Take each line containing "Frequency" and report it exactly as written.
-=-=-=-=-
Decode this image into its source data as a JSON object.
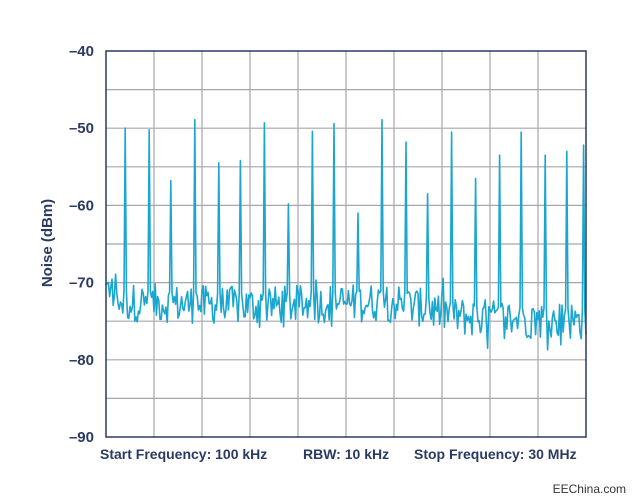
{
  "chart_data": {
    "type": "line",
    "ylabel": "Noise (dBm)",
    "ylim": [
      -90,
      -40
    ],
    "yticks": [
      -40,
      -50,
      -60,
      -70,
      -80,
      -90
    ],
    "ytick_labels": [
      "–40",
      "–50",
      "–60",
      "–70",
      "–80",
      "–90"
    ],
    "x_divisions": 10,
    "grid": true,
    "footer": {
      "start": "Start Frequency: 100 kHz",
      "rbw": "RBW: 10 kHz",
      "stop": "Stop Frequency: 30 MHz"
    },
    "series": [
      {
        "color": "#1aa6cf",
        "noise_floor": [
          [
            0,
            -72.5
          ],
          [
            3,
            -73
          ],
          [
            6,
            -72.5
          ],
          [
            7.5,
            -74.5
          ],
          [
            10,
            -75
          ]
        ],
        "spikes": [
          {
            "x": 0.4,
            "y": -50.0
          },
          {
            "x": 0.9,
            "y": -50.2
          },
          {
            "x": 1.35,
            "y": -56.8
          },
          {
            "x": 1.85,
            "y": -48.9
          },
          {
            "x": 2.35,
            "y": -54.5
          },
          {
            "x": 2.8,
            "y": -54.2
          },
          {
            "x": 3.3,
            "y": -49.3
          },
          {
            "x": 3.8,
            "y": -59.8
          },
          {
            "x": 4.3,
            "y": -50.4
          },
          {
            "x": 4.75,
            "y": -49.4
          },
          {
            "x": 5.25,
            "y": -61.0
          },
          {
            "x": 5.75,
            "y": -48.9
          },
          {
            "x": 6.25,
            "y": -51.8
          },
          {
            "x": 6.7,
            "y": -58.5
          },
          {
            "x": 7.2,
            "y": -50.5
          },
          {
            "x": 7.7,
            "y": -56.5
          },
          {
            "x": 8.2,
            "y": -53.5
          },
          {
            "x": 8.65,
            "y": -50.5
          },
          {
            "x": 9.15,
            "y": -53.5
          },
          {
            "x": 9.6,
            "y": -53.0
          },
          {
            "x": 9.95,
            "y": -52.2
          }
        ]
      }
    ]
  },
  "watermark": "EEChina.com"
}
-=-=-=-=-
* Result of this task
      "start": "Start Frequency: 100 kHz",
      "stop": "Stop Frequency: 30 MHz"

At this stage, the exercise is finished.